**Request:** Leave out the pictures and restate the rest of the data exactly.

**Excerpts from a figure dataset:**
════════════════

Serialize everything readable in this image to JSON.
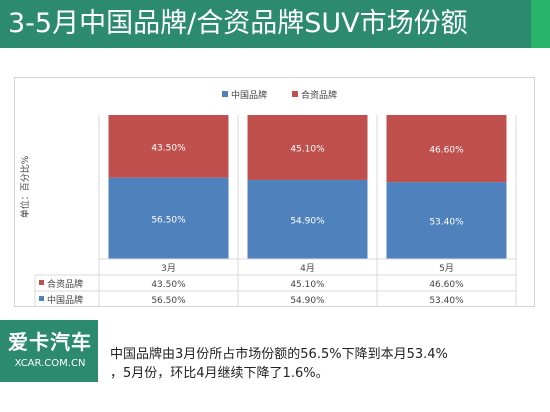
{
  "header": {
    "title": "3-5月中国品牌/合资品牌SUV市场份额"
  },
  "chart_data": {
    "type": "bar",
    "stacked": true,
    "percent_stacked": true,
    "categories": [
      "3月",
      "4月",
      "5月"
    ],
    "ylabel": "单位：百分比%",
    "legend_position": "top",
    "grid": true,
    "series": [
      {
        "name": "中国品牌",
        "values": [
          56.5,
          54.9,
          53.4
        ],
        "labels": [
          "56.50%",
          "54.90%",
          "53.40%"
        ],
        "color": "#4f81bd"
      },
      {
        "name": "合资品牌",
        "values": [
          43.5,
          45.1,
          46.6
        ],
        "labels": [
          "43.50%",
          "45.10%",
          "46.60%"
        ],
        "color": "#c0504d"
      }
    ],
    "data_table": {
      "rows": [
        {
          "name": "合资品牌",
          "cells": [
            "43.50%",
            "45.10%",
            "46.60%"
          ]
        },
        {
          "name": "中国品牌",
          "cells": [
            "56.50%",
            "54.90%",
            "53.40%"
          ]
        }
      ]
    }
  },
  "logo": {
    "main": "爱卡汽车",
    "sub": "XCAR.COM.CN"
  },
  "caption": {
    "line1": "中国品牌由3月份所占市场份额的56.5%下降到本月53.4%",
    "line2": "，5月份，环比4月继续下降了1.6%。"
  },
  "colors": {
    "title_bar": "#2c8a6f",
    "title_accent": "#28b56a",
    "china": "#4f81bd",
    "joint": "#c0504d"
  }
}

════════════════

**Solution to this exercise:**
Serialize everything readable in this image to JSON.
{
  "header": {
    "title": "3-5月中国品牌/合资品牌SUV市场份额"
  },
  "chart_data": {
    "type": "bar",
    "stacked": true,
    "percent_stacked": true,
    "categories": [
      "3月",
      "4月",
      "5月"
    ],
    "ylabel": "单位：百分比%",
    "legend_position": "top",
    "grid": true,
    "series": [
      {
        "name": "中国品牌",
        "values": [
          56.5,
          54.9,
          53.4
        ],
        "labels": [
          "56.50%",
          "54.90%",
          "53.40%"
        ],
        "color": "#4f81bd"
      },
      {
        "name": "合资品牌",
        "values": [
          43.5,
          45.1,
          46.6
        ],
        "labels": [
          "43.50%",
          "45.10%",
          "46.60%"
        ],
        "color": "#c0504d"
      }
    ],
    "data_table": {
      "rows": [
        {
          "name": "合资品牌",
          "cells": [
            "43.50%",
            "45.10%",
            "46.60%"
          ]
        },
        {
          "name": "中国品牌",
          "cells": [
            "56.50%",
            "54.90%",
            "53.40%"
          ]
        }
      ]
    }
  },
  "logo": {
    "main": "爱卡汽车",
    "sub": "XCAR.COM.CN"
  },
  "caption": {
    "line1": "中国品牌由3月份所占市场份额的56.5%下降到本月53.4%",
    "line2": "，5月份，环比4月继续下降了1.6%。"
  },
  "colors": {
    "title_bar": "#2c8a6f",
    "title_accent": "#28b56a",
    "china": "#4f81bd",
    "joint": "#c0504d"
  }
}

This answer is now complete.